> [SELECTED EXTRACT]
----
Old time music gets intimate kitchen treatment

Slim Sandy and the Hillbilly Bebop
Yes, Baby, Yes! (2013)
Produced by Jonathan Stuart

Reviewed by Yasuko Thanh

My favourite definition of the blues goes like this: blues are nothing but bad times that have a good man down. But he can still sing about them, even laugh, down at the bottom of the well.  My second favourite definition compares the blues with gospel: the blues is what you sing on Saturday night, gospel’s what you sing on Sunday morning.

Slim Sandy, a long time practioner of both, launched his latest album Yes, Baby, Yes! at the Martin Batchelor Gallery in Victoria on April 6. Like many Victoria musicians, Sandy has another life. His is as a cultural worker, artist and teacher. Another name, too. But that’s another story.

The intimate setting of the gallery, nestled between a tenement house and a hair salon on Cormorant Street, gave the event a down-to-earth aesthetic. There was space to dance in the centre of the gallery, and every seat was taken.

Slim Sandy plays as a solo artist or with a rotating cast of musicians. Local drummer Rad Juli, keeping rhythm on an old suitcase, accompanied him at the launch. So did his wife Willa Mae on washtub bass, wearing a Western shirt, hair dyed red to match. “There’s a global phenomenon of people interested in the old-time music and recreating the fashions and style,” Willa Mae says. “For me the music is the center of that and what drives the whole thing, and if a song has a good dance beat then I’m attracted to it.”

Five of the six songs on this album are public domain, which means, like sunshine or clouds, they belong to everyone. Slim Sandy’s philosophy of ever-changing band members also speaks to the inclusiveness of the music.  Sandy decided to record live in the studio. “The musicians from Marshal Scott Warner’s band are real pro and could just jump right in there. Recording live with no overdubs keeps the feel of a live show.”
----
> [BRIEF 1] Can you turn the paragraph of the album review that begins "Slim Sandy plays as a solo artist" into a short list that keeps its main facts?
> [BRIEF 2] Would you continue the album review from the point where it stops?
The rows have nothing to do with this.

> [PROVIDED DATA]
----
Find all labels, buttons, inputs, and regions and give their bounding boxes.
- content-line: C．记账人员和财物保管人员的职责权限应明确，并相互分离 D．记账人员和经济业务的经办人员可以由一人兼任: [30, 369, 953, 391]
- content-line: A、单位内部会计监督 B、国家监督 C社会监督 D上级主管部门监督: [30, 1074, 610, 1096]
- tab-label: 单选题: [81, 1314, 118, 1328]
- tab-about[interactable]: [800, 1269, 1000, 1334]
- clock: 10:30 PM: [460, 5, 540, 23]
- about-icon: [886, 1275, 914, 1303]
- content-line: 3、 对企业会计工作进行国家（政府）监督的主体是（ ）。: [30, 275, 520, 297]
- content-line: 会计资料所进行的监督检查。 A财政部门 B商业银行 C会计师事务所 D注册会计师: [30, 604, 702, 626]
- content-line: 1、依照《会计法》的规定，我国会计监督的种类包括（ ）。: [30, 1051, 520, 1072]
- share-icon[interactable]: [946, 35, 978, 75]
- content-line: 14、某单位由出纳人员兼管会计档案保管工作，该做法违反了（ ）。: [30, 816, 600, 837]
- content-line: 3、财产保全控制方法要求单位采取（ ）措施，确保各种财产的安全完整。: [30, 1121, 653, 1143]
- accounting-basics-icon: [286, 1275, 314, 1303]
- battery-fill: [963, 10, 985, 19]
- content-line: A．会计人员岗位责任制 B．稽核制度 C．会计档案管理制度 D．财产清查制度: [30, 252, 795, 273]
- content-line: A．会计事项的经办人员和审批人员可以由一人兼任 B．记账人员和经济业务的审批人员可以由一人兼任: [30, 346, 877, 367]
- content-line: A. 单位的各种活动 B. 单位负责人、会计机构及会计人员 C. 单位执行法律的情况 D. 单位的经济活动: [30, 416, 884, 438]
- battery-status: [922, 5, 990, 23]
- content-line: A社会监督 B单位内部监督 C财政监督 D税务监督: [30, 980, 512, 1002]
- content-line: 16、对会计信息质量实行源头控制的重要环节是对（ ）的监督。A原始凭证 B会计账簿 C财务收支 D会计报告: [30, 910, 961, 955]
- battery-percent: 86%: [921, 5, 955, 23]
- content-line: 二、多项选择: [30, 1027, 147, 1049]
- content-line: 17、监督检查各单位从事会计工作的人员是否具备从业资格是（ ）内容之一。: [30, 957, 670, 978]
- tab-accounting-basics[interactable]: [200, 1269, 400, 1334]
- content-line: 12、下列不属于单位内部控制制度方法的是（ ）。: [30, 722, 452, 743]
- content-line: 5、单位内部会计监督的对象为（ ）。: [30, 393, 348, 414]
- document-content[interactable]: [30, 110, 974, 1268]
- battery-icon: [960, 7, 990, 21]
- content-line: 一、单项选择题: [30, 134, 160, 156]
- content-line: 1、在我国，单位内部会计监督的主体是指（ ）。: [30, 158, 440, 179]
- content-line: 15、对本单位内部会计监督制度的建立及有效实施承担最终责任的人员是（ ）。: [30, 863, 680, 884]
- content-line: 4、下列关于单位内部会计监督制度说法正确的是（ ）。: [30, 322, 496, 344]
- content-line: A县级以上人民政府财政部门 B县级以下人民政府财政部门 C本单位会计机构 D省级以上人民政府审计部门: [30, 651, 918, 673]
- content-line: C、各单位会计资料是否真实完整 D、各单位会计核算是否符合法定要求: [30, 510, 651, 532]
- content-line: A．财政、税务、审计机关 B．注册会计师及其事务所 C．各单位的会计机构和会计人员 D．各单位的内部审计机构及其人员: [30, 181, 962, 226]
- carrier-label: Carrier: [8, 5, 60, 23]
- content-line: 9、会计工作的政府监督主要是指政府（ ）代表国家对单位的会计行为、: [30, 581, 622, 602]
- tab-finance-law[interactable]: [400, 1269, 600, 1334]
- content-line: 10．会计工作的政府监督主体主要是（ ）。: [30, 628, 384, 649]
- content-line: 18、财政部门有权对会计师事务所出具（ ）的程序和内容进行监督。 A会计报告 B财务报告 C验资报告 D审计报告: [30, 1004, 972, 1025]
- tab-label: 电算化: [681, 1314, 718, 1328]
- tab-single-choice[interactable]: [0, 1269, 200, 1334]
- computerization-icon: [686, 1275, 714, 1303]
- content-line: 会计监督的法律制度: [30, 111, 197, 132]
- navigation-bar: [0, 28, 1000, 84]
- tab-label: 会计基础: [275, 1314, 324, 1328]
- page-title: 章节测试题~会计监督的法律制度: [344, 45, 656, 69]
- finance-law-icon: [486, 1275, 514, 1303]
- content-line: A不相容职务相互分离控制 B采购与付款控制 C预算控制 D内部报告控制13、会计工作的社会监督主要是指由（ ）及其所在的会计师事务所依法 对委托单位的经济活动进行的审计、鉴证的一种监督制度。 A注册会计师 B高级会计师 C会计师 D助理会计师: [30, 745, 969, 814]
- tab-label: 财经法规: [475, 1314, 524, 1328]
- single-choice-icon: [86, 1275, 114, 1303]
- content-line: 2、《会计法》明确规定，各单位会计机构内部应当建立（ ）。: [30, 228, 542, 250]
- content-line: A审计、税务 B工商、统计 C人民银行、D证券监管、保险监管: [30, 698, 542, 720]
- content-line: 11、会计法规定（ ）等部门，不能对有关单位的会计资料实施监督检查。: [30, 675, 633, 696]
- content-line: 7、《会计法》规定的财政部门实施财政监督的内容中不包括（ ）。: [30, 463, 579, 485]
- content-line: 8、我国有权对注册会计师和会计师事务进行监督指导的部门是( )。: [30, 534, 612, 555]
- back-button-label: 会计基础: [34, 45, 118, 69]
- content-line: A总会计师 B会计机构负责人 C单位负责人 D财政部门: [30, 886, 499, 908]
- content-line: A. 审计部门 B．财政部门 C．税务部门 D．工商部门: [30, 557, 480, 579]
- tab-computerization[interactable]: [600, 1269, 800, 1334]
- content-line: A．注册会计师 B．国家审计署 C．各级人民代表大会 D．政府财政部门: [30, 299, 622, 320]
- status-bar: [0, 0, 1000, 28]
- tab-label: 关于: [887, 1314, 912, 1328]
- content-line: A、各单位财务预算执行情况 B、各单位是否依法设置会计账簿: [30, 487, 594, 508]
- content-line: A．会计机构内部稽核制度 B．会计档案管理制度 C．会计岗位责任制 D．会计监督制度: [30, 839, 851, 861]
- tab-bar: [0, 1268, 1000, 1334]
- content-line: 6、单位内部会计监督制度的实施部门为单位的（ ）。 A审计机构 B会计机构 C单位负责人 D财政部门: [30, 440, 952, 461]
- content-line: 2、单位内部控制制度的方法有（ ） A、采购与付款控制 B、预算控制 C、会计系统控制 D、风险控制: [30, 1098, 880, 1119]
----
> [EXPECTED ANSWER 1]
- Slim Sandy performs solo or with a rotating cast of musicians.
- At the launch, local drummer Rad Juli accompanied him, keeping rhythm on an old suitcase.
- His wife, Willa Mae, played washtub bass, wearing a Western shirt, with her hair dyed red to match.
- Willa Mae describes a global interest in old-time music and in recreating its fashions and style.
- For her, the music is at the center of that interest, and she is attracted to songs with a good dance beat.

> [EXPECTED ANSWER 2]
What emerges is a sound that could be recreated in someone’s kitchen. It showcases the creative collaboration and connection between people.  Willa Mae’s sultry harmonies in “Up Above My Head,” a gospel song originally recorded in the 1940s by Sister Rosetta Sharpe, made me want to sing along.

“I think harmony singing is magical, a kind of sharing,” Willa Mae says.

Another of the album’s highlights is “Meet Me By The Moonlight,” otherwise known as “The Prisoner’s Song,” because it tells the sad story of a man going to prison, and pining for his lost love. This Carter Family signature was first recorded in 1928, and various incarnations of it go back as far as 1826.

“When I was young, I listened to my father’s 78 records,” Sandy says. “Artists like Louis Jordan, Fats Waller, and Slim & Slam left a deep impression on me. But I also love a lot of 50’s rock and roll, and started going back in time to listen to 30’s 40’s music, like Billie Holiday, and hillbilly singers like Gene O’Quinn and the Delmore Brothers.”

The album features great thwacky doghouse bass by Tony Laborie, of Seattle’s Western Bluebirds, and Nick Streeter on guitar, whose sound is reminiscent of Scotty Moore.  From the album’s fun, tongue-in-cheek title to the last song, prepare to hit the floor with your dancing shoes–preferably hardwood that bows when you two-step.

Yasuko Thanh has been short-listed for this year’s BC Book Prize in fiction.